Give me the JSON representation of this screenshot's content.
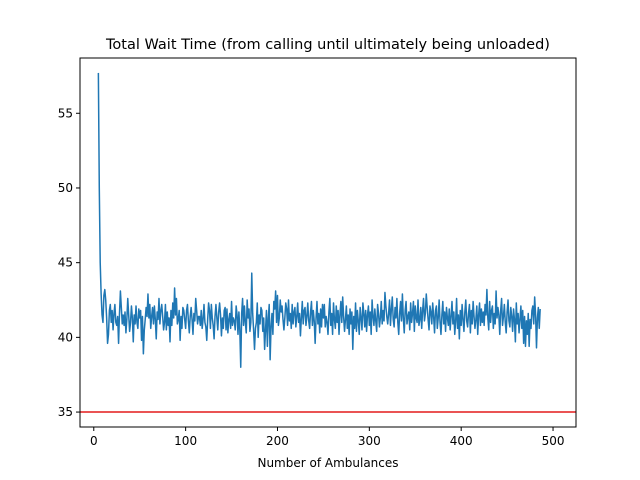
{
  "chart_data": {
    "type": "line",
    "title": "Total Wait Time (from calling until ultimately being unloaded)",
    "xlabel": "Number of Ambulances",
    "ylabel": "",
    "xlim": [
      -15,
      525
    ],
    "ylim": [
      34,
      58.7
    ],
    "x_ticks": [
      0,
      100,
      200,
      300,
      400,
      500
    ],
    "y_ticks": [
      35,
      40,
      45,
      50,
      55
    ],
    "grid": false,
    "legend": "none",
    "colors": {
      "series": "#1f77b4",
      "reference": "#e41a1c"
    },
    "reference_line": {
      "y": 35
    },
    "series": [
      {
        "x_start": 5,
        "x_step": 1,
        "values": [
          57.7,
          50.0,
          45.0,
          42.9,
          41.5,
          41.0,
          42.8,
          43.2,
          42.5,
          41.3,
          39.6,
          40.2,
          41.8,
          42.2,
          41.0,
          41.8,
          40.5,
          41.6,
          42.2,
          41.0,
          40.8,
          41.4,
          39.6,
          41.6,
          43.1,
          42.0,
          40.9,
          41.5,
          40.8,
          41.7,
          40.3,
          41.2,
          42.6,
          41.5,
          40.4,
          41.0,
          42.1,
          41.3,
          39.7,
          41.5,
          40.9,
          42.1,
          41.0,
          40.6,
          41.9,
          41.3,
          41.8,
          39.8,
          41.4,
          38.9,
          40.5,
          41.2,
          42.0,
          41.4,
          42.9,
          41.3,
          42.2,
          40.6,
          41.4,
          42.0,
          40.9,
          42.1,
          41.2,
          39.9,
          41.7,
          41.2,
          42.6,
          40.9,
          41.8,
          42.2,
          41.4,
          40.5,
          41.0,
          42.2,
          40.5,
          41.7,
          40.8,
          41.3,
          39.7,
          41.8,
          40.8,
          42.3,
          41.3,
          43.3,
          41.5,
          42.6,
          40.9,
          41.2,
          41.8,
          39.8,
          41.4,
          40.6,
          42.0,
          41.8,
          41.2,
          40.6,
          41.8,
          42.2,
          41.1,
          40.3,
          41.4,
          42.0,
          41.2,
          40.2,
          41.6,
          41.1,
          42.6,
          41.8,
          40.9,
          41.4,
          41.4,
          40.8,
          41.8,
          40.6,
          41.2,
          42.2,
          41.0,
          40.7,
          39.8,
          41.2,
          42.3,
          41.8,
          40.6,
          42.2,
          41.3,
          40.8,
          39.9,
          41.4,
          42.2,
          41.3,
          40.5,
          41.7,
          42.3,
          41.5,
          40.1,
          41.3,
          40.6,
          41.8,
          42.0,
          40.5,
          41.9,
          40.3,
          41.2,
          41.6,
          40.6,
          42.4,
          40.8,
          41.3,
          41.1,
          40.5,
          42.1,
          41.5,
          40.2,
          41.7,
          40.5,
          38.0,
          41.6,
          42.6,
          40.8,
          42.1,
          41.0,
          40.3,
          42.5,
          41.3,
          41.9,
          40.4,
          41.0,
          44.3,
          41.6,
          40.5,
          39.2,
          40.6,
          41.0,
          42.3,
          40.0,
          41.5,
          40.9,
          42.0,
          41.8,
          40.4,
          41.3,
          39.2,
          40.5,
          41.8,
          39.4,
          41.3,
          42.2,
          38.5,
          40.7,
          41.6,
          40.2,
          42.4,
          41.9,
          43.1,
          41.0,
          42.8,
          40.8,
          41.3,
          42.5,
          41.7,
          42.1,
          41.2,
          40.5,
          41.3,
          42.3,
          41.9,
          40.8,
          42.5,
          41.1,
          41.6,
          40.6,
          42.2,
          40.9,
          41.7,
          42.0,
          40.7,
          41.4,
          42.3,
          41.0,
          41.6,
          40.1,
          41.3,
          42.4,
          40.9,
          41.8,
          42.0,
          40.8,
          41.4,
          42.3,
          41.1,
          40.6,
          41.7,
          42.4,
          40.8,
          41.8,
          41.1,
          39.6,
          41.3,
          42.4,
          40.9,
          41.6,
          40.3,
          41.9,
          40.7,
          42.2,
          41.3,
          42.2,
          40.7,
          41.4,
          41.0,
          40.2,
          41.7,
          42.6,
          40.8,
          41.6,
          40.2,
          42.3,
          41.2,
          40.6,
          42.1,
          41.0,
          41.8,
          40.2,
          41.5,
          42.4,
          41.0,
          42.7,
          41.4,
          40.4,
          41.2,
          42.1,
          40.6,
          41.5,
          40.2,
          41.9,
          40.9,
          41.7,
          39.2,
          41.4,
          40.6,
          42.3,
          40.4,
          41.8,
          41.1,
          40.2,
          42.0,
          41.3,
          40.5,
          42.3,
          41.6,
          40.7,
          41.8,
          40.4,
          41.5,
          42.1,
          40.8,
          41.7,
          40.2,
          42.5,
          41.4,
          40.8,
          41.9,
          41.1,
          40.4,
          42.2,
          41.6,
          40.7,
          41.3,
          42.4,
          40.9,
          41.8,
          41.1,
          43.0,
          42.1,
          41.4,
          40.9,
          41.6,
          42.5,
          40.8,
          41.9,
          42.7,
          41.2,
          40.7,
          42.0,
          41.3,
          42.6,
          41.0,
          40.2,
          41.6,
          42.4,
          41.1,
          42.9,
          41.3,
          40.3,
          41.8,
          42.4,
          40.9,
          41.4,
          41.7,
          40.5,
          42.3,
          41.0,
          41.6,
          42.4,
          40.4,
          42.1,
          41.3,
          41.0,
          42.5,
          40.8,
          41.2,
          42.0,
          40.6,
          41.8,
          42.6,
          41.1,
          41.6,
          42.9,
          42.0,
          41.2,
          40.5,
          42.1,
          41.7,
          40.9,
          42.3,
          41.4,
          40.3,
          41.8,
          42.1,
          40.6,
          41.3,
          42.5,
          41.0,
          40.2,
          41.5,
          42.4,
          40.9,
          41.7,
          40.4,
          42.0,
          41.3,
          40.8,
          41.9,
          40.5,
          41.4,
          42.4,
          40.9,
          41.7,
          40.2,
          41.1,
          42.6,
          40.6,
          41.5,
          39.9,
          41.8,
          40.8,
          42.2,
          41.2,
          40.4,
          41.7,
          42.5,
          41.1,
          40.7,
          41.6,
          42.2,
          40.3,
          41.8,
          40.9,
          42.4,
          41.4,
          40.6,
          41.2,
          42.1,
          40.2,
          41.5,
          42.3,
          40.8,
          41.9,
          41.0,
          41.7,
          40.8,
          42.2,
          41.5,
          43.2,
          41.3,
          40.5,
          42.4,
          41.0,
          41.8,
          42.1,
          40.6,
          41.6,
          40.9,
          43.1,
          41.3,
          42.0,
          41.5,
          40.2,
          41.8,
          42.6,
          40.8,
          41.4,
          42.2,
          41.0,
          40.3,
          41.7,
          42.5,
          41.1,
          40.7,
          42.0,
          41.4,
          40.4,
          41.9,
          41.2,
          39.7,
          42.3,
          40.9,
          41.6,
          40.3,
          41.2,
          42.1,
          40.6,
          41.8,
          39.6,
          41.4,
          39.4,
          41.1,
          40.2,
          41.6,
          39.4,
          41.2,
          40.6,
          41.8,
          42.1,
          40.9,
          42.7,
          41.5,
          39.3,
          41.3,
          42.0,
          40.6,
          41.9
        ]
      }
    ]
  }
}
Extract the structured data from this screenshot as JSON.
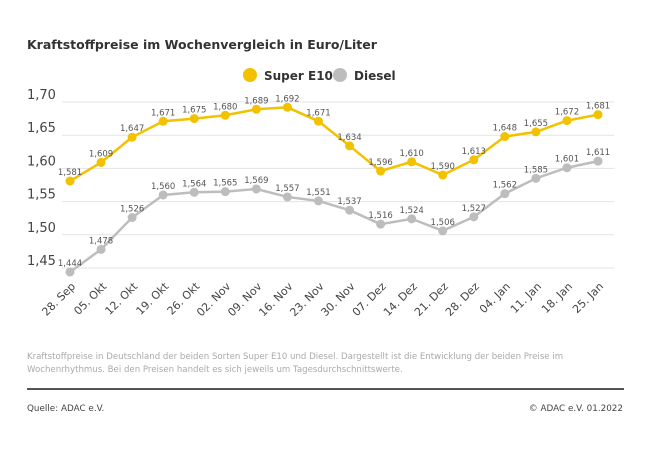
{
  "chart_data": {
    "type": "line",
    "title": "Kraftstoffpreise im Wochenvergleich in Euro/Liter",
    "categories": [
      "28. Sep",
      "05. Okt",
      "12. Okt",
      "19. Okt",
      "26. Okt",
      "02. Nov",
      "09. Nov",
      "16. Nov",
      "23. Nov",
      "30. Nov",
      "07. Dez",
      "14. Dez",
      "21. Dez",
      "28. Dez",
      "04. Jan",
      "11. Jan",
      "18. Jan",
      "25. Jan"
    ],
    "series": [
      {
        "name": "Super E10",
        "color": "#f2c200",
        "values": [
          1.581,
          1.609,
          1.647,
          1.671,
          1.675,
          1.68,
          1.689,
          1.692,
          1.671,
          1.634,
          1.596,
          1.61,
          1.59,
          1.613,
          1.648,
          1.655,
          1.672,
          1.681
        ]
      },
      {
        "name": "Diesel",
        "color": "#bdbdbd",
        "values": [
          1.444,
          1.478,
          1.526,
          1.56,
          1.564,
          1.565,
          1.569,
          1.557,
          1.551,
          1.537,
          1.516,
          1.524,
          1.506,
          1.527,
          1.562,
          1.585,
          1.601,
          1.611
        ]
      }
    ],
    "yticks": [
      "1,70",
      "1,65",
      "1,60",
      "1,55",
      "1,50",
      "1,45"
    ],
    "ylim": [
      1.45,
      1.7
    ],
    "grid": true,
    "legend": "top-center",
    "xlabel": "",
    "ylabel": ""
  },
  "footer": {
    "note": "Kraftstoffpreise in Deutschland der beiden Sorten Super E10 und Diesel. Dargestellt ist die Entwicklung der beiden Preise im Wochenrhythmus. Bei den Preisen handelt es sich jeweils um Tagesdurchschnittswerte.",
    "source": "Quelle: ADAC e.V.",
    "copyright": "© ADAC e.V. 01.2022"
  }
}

- - -

*What you have to do*:
Look over the records above and copy each line that includes the string "this".

*Written response*:
Give me the JSON representation of this screenshot's content.
Extract the structured data from this screenshot as JSON.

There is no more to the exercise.